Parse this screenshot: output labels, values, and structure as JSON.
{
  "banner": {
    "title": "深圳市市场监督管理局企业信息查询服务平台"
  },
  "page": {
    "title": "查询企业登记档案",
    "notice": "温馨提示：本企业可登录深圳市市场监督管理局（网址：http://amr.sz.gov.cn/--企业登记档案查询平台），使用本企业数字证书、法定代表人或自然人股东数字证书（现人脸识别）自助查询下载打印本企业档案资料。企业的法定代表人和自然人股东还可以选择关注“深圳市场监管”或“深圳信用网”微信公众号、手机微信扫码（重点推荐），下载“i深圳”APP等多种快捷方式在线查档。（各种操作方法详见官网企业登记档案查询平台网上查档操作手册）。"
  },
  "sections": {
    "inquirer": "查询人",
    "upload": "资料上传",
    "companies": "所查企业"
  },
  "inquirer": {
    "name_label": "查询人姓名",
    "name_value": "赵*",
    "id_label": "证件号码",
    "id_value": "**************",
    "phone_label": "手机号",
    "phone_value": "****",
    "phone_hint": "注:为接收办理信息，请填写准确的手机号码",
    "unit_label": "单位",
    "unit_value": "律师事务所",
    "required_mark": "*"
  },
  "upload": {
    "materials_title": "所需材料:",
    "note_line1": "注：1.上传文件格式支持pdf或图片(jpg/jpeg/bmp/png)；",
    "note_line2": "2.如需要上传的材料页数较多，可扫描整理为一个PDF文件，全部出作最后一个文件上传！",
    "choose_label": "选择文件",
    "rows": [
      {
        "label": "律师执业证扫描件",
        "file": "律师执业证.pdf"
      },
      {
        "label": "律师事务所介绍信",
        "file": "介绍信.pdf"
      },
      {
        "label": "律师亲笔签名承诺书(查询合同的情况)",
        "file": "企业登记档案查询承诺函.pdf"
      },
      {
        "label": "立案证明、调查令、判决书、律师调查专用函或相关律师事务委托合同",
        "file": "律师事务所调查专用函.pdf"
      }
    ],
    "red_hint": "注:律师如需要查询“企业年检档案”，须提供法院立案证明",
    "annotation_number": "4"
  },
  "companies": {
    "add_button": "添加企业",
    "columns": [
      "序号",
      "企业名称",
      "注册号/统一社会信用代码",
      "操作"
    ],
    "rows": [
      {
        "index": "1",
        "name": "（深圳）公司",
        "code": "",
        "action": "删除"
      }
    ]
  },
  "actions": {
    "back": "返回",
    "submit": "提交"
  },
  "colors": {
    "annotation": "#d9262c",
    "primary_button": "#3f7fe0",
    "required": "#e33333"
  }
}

> REQUIRED TASK: Repeat the material above exactly.

> CORRECT ANSWER:
Parse this screenshot: output labels, values, and structure as JSON.
{
  "banner": {
    "title": "深圳市市场监督管理局企业信息查询服务平台"
  },
  "page": {
    "title": "查询企业登记档案",
    "notice": "温馨提示：本企业可登录深圳市市场监督管理局（网址：http://amr.sz.gov.cn/--企业登记档案查询平台），使用本企业数字证书、法定代表人或自然人股东数字证书（现人脸识别）自助查询下载打印本企业档案资料。企业的法定代表人和自然人股东还可以选择关注“深圳市场监管”或“深圳信用网”微信公众号、手机微信扫码（重点推荐），下载“i深圳”APP等多种快捷方式在线查档。（各种操作方法详见官网企业登记档案查询平台网上查档操作手册）。"
  },
  "sections": {
    "inquirer": "查询人",
    "upload": "资料上传",
    "companies": "所查企业"
  },
  "inquirer": {
    "name_label": "查询人姓名",
    "name_value": "赵*",
    "id_label": "证件号码",
    "id_value": "**************",
    "phone_label": "手机号",
    "phone_value": "****",
    "phone_hint": "注:为接收办理信息，请填写准确的手机号码",
    "unit_label": "单位",
    "unit_value": "律师事务所",
    "required_mark": "*"
  },
  "upload": {
    "materials_title": "所需材料:",
    "note_line1": "注：1.上传文件格式支持pdf或图片(jpg/jpeg/bmp/png)；",
    "note_line2": "2.如需要上传的材料页数较多，可扫描整理为一个PDF文件，全部出作最后一个文件上传！",
    "choose_label": "选择文件",
    "rows": [
      {
        "label": "律师执业证扫描件",
        "file": "律师执业证.pdf"
      },
      {
        "label": "律师事务所介绍信",
        "file": "介绍信.pdf"
      },
      {
        "label": "律师亲笔签名承诺书(查询合同的情况)",
        "file": "企业登记档案查询承诺函.pdf"
      },
      {
        "label": "立案证明、调查令、判决书、律师调查专用函或相关律师事务委托合同",
        "file": "律师事务所调查专用函.pdf"
      }
    ],
    "red_hint": "注:律师如需要查询“企业年检档案”，须提供法院立案证明",
    "annotation_number": "4"
  },
  "companies": {
    "add_button": "添加企业",
    "columns": [
      "序号",
      "企业名称",
      "注册号/统一社会信用代码",
      "操作"
    ],
    "rows": [
      {
        "index": "1",
        "name": "（深圳）公司",
        "code": "",
        "action": "删除"
      }
    ]
  },
  "actions": {
    "back": "返回",
    "submit": "提交"
  },
  "colors": {
    "annotation": "#d9262c",
    "primary_button": "#3f7fe0",
    "required": "#e33333"
  }
}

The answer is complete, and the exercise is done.